*** Opening of Records shown ***

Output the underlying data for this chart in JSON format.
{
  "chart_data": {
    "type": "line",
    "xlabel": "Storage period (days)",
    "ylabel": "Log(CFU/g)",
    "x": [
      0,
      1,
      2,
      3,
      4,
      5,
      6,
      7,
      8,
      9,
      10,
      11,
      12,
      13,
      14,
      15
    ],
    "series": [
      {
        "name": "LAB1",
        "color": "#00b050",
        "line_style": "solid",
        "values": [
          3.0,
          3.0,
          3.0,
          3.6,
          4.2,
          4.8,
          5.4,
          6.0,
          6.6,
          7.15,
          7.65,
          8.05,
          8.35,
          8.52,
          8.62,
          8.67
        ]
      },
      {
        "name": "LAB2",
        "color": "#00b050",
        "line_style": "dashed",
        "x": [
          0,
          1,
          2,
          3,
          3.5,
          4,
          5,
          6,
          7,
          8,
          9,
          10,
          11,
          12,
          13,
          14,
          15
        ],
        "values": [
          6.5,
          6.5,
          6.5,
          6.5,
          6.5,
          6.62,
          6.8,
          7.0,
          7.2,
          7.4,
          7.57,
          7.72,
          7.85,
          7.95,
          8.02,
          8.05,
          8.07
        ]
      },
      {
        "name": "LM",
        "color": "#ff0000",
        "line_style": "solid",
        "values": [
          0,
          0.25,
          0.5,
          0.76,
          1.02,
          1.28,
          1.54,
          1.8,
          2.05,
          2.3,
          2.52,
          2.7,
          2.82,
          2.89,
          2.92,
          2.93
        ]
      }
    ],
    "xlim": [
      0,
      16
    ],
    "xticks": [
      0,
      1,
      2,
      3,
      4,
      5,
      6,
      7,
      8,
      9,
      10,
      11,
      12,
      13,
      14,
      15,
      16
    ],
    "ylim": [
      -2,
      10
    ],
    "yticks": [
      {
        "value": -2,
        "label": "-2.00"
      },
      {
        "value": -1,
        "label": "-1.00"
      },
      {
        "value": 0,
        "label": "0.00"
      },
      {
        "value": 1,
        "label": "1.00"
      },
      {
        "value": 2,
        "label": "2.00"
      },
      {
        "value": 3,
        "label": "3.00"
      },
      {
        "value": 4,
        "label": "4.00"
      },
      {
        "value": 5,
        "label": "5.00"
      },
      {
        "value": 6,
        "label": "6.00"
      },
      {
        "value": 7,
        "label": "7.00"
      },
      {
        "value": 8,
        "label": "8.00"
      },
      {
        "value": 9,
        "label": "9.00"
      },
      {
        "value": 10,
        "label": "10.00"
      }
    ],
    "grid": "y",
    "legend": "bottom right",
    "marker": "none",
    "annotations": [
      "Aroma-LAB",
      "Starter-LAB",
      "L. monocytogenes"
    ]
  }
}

*** Close of Records shown ***

# Your assignment
Write every entry out again, exactly as it stands.

# Result of the task
Output the underlying data for this chart in JSON format.
{
  "chart_data": {
    "type": "line",
    "xlabel": "Storage period (days)",
    "ylabel": "Log(CFU/g)",
    "x": [
      0,
      1,
      2,
      3,
      4,
      5,
      6,
      7,
      8,
      9,
      10,
      11,
      12,
      13,
      14,
      15
    ],
    "series": [
      {
        "name": "LAB1",
        "color": "#00b050",
        "line_style": "solid",
        "values": [
          3.0,
          3.0,
          3.0,
          3.6,
          4.2,
          4.8,
          5.4,
          6.0,
          6.6,
          7.15,
          7.65,
          8.05,
          8.35,
          8.52,
          8.62,
          8.67
        ]
      },
      {
        "name": "LAB2",
        "color": "#00b050",
        "line_style": "dashed",
        "x": [
          0,
          1,
          2,
          3,
          3.5,
          4,
          5,
          6,
          7,
          8,
          9,
          10,
          11,
          12,
          13,
          14,
          15
        ],
        "values": [
          6.5,
          6.5,
          6.5,
          6.5,
          6.5,
          6.62,
          6.8,
          7.0,
          7.2,
          7.4,
          7.57,
          7.72,
          7.85,
          7.95,
          8.02,
          8.05,
          8.07
        ]
      },
      {
        "name": "LM",
        "color": "#ff0000",
        "line_style": "solid",
        "values": [
          0,
          0.25,
          0.5,
          0.76,
          1.02,
          1.28,
          1.54,
          1.8,
          2.05,
          2.3,
          2.52,
          2.7,
          2.82,
          2.89,
          2.92,
          2.93
        ]
      }
    ],
    "xlim": [
      0,
      16
    ],
    "xticks": [
      0,
      1,
      2,
      3,
      4,
      5,
      6,
      7,
      8,
      9,
      10,
      11,
      12,
      13,
      14,
      15,
      16
    ],
    "ylim": [
      -2,
      10
    ],
    "yticks": [
      {
        "value": -2,
        "label": "-2.00"
      },
      {
        "value": -1,
        "label": "-1.00"
      },
      {
        "value": 0,
        "label": "0.00"
      },
      {
        "value": 1,
        "label": "1.00"
      },
      {
        "value": 2,
        "label": "2.00"
      },
      {
        "value": 3,
        "label": "3.00"
      },
      {
        "value": 4,
        "label": "4.00"
      },
      {
        "value": 5,
        "label": "5.00"
      },
      {
        "value": 6,
        "label": "6.00"
      },
      {
        "value": 7,
        "label": "7.00"
      },
      {
        "value": 8,
        "label": "8.00"
      },
      {
        "value": 9,
        "label": "9.00"
      },
      {
        "value": 10,
        "label": "10.00"
      }
    ],
    "grid": "y",
    "legend": "bottom right",
    "marker": "none",
    "annotations": [
      "Aroma-LAB",
      "Starter-LAB",
      "L. monocytogenes"
    ]
  }
}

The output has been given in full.